* _TASK OBJECTIVE_:
Beginning at the line that contains "Enumerate this screenshot's", reproduce every line to the end of the material without changing any of them.

######

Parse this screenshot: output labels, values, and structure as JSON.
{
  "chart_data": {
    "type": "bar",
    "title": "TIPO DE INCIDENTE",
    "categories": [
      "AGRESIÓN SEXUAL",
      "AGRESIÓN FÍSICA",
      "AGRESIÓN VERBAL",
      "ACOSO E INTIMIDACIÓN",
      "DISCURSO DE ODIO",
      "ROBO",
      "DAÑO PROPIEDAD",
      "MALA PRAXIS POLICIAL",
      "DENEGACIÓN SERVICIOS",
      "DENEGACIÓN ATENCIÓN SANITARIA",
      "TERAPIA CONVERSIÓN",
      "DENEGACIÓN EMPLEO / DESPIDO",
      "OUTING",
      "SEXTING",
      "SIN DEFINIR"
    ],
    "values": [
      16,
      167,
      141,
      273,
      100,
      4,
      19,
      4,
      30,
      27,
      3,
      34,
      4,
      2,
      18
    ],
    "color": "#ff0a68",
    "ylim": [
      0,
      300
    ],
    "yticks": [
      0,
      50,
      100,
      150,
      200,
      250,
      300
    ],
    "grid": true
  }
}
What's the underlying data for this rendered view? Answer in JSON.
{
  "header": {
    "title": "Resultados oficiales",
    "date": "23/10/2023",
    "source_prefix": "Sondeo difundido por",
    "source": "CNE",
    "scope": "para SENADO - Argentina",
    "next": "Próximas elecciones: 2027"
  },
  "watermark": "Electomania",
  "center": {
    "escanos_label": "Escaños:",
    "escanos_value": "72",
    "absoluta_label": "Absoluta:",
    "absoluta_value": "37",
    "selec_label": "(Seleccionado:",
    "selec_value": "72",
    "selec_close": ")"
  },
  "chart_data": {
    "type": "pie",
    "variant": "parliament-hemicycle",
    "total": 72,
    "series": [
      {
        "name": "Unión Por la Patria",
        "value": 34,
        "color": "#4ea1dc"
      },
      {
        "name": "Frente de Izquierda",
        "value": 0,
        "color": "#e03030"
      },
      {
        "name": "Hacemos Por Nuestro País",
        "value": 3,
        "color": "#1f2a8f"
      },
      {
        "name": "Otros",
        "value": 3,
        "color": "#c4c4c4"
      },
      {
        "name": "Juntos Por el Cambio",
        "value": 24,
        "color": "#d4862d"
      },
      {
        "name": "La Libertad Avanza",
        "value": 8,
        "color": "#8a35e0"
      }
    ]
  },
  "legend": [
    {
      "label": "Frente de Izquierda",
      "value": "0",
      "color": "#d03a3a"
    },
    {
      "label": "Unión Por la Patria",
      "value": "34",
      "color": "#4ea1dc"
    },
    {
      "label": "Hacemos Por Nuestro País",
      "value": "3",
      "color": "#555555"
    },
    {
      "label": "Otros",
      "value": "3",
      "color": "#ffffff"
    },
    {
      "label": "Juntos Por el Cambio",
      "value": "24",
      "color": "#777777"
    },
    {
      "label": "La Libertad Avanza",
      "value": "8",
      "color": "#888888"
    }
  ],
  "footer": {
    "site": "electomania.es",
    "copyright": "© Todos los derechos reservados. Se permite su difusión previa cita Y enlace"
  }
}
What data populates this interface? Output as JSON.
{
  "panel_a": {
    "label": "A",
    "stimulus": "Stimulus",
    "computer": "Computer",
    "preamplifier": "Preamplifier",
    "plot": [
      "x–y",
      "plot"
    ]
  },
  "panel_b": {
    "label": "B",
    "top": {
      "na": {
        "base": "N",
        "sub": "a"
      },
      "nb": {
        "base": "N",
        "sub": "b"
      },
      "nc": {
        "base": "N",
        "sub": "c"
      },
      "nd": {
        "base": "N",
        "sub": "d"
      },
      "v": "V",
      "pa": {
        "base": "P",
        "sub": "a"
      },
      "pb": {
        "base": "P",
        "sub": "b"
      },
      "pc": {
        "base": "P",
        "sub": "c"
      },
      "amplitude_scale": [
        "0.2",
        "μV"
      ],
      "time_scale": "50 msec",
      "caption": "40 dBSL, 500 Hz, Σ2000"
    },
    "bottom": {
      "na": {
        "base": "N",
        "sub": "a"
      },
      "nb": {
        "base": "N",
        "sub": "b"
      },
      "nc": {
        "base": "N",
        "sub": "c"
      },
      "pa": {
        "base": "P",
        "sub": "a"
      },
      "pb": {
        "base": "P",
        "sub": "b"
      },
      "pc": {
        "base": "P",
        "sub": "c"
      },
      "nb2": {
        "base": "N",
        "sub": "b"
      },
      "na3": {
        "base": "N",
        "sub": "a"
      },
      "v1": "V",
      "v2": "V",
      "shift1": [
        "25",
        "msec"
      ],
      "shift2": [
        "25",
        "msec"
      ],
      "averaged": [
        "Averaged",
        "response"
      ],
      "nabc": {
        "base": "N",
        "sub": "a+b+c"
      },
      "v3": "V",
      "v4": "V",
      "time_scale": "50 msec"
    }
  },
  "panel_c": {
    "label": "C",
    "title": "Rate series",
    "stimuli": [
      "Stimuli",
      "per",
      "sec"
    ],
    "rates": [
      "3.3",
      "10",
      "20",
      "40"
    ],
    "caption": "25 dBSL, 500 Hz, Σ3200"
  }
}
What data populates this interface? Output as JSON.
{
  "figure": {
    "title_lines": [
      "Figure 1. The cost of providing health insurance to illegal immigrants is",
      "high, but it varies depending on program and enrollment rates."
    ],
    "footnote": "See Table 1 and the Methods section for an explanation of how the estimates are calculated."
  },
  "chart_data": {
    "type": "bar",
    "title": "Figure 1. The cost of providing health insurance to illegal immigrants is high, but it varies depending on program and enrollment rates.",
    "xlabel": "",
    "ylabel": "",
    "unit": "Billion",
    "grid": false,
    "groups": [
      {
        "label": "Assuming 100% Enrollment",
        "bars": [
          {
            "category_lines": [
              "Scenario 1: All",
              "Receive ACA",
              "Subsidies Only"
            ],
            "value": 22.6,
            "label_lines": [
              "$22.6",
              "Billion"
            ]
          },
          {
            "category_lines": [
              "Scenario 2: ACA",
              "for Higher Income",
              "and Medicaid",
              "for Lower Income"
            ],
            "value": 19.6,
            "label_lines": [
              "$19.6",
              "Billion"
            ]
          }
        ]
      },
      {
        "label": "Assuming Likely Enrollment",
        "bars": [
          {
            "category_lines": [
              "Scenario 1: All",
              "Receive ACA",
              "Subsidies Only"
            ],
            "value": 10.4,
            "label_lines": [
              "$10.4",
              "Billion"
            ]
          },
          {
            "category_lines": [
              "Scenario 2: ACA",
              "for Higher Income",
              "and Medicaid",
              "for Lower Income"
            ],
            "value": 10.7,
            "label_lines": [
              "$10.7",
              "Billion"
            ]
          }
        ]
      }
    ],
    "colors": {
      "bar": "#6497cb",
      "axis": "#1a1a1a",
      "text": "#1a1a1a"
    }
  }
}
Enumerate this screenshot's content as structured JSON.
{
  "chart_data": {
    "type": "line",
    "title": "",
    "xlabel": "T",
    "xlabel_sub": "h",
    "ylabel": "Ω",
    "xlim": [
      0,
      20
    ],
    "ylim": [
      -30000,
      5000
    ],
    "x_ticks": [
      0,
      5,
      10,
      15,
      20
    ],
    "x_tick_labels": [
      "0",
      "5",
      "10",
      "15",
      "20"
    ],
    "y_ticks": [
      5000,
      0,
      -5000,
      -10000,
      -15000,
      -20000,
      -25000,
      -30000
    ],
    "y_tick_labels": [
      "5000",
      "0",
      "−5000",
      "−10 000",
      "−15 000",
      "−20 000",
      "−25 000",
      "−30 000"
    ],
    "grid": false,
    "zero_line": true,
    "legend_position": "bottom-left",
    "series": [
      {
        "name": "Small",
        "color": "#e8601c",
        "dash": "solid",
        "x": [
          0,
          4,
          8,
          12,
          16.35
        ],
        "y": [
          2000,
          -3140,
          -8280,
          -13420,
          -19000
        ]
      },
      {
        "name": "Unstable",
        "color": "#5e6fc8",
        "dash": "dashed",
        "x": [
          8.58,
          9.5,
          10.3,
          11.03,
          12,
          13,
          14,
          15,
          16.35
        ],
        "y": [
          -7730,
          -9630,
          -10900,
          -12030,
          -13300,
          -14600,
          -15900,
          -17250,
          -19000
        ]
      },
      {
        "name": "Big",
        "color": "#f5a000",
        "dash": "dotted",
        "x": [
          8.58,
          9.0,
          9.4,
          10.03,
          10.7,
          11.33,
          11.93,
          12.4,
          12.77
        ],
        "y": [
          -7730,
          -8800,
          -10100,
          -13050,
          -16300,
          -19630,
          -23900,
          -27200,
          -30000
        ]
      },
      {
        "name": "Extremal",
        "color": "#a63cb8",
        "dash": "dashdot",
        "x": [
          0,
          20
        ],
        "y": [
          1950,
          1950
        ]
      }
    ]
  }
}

######

* _TASK ANSWER_:
Enumerate this screenshot's content as structured JSON.
{
  "chart_data": {
    "type": "line",
    "title": "",
    "xlabel": "T",
    "xlabel_sub": "h",
    "ylabel": "Ω",
    "xlim": [
      0,
      20
    ],
    "ylim": [
      -30000,
      5000
    ],
    "x_ticks": [
      0,
      5,
      10,
      15,
      20
    ],
    "x_tick_labels": [
      "0",
      "5",
      "10",
      "15",
      "20"
    ],
    "y_ticks": [
      5000,
      0,
      -5000,
      -10000,
      -15000,
      -20000,
      -25000,
      -30000
    ],
    "y_tick_labels": [
      "5000",
      "0",
      "−5000",
      "−10 000",
      "−15 000",
      "−20 000",
      "−25 000",
      "−30 000"
    ],
    "grid": false,
    "zero_line": true,
    "legend_position": "bottom-left",
    "series": [
      {
        "name": "Small",
        "color": "#e8601c",
        "dash": "solid",
        "x": [
          0,
          4,
          8,
          12,
          16.35
        ],
        "y": [
          2000,
          -3140,
          -8280,
          -13420,
          -19000
        ]
      },
      {
        "name": "Unstable",
        "color": "#5e6fc8",
        "dash": "dashed",
        "x": [
          8.58,
          9.5,
          10.3,
          11.03,
          12,
          13,
          14,
          15,
          16.35
        ],
        "y": [
          -7730,
          -9630,
          -10900,
          -12030,
          -13300,
          -14600,
          -15900,
          -17250,
          -19000
        ]
      },
      {
        "name": "Big",
        "color": "#f5a000",
        "dash": "dotted",
        "x": [
          8.58,
          9.0,
          9.4,
          10.03,
          10.7,
          11.33,
          11.93,
          12.4,
          12.77
        ],
        "y": [
          -7730,
          -8800,
          -10100,
          -13050,
          -16300,
          -19630,
          -23900,
          -27200,
          -30000
        ]
      },
      {
        "name": "Extremal",
        "color": "#a63cb8",
        "dash": "dashdot",
        "x": [
          0,
          20
        ],
        "y": [
          1950,
          1950
        ]
      }
    ]
  }
}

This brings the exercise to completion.